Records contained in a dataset
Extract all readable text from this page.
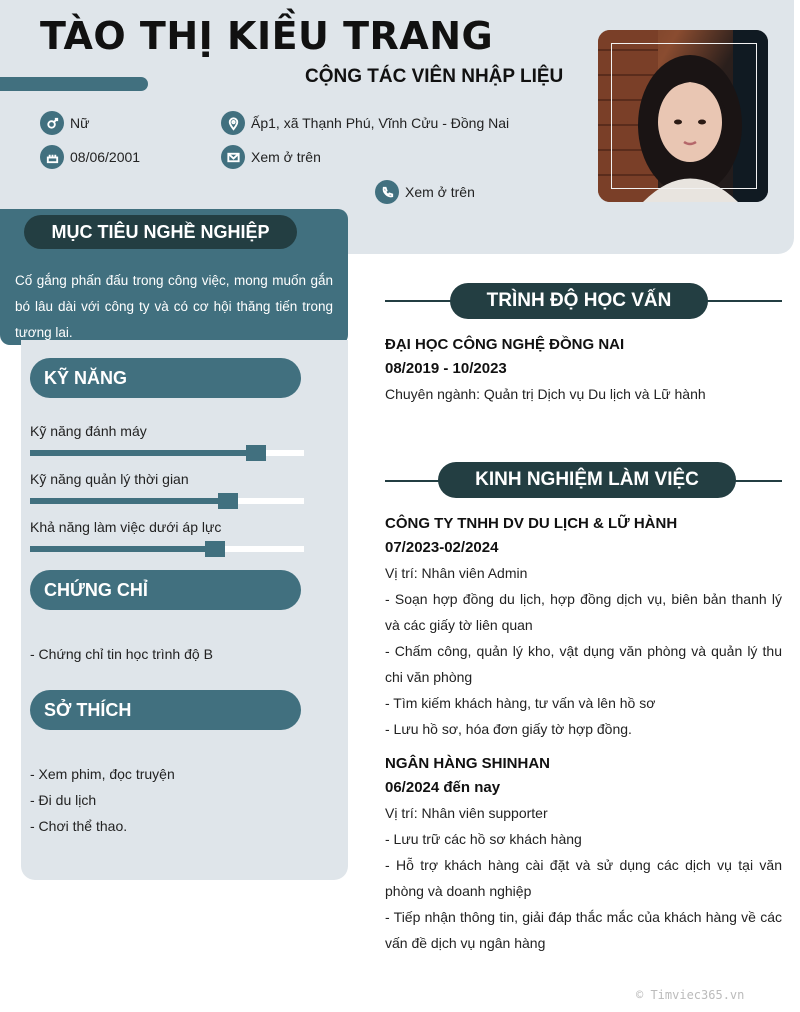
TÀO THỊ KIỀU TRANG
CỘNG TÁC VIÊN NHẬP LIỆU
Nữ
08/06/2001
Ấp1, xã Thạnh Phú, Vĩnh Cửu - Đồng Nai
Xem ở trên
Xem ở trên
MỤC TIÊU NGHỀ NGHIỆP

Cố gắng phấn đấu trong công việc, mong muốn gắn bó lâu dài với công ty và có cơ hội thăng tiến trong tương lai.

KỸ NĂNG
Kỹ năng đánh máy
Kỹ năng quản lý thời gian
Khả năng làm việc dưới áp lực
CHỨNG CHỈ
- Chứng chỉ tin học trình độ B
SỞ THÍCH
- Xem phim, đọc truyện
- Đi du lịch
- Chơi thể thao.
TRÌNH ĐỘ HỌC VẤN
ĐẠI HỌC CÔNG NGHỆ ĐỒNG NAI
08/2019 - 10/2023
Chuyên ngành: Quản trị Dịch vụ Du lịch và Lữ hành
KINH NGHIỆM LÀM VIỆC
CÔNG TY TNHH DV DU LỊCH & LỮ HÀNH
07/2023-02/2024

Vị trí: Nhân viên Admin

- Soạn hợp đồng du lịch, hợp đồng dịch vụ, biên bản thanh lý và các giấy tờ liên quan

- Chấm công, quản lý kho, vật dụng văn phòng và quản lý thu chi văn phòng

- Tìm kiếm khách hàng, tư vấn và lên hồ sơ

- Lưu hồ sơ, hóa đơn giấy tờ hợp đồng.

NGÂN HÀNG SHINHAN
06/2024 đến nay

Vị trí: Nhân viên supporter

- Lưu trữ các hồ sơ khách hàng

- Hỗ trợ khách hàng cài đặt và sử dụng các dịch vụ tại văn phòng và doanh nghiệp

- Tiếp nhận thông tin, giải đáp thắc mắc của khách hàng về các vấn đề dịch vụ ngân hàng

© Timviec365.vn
--
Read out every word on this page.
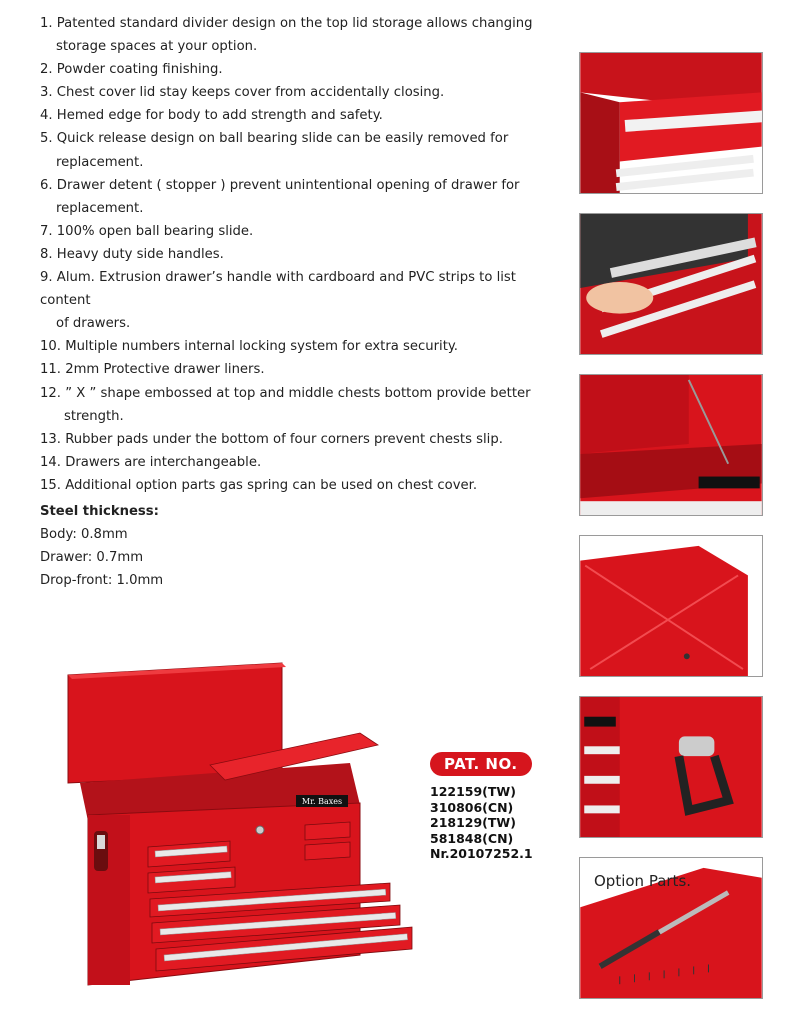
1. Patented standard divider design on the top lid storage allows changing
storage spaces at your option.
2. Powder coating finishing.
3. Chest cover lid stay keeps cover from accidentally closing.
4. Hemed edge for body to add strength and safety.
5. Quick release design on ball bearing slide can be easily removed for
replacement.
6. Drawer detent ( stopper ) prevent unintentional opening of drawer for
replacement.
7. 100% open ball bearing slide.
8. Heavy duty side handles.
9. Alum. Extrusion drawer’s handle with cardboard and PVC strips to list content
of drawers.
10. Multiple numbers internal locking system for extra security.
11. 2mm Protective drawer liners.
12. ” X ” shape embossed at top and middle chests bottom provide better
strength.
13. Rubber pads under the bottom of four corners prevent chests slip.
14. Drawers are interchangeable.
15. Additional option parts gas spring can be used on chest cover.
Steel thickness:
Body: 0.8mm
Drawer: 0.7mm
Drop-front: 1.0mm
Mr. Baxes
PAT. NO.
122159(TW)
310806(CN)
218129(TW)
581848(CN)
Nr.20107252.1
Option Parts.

• **Problem to work on**
Report how many lines of the entries hold the word "chests". Nothing else is needed.

• **Solution to this exercise**
2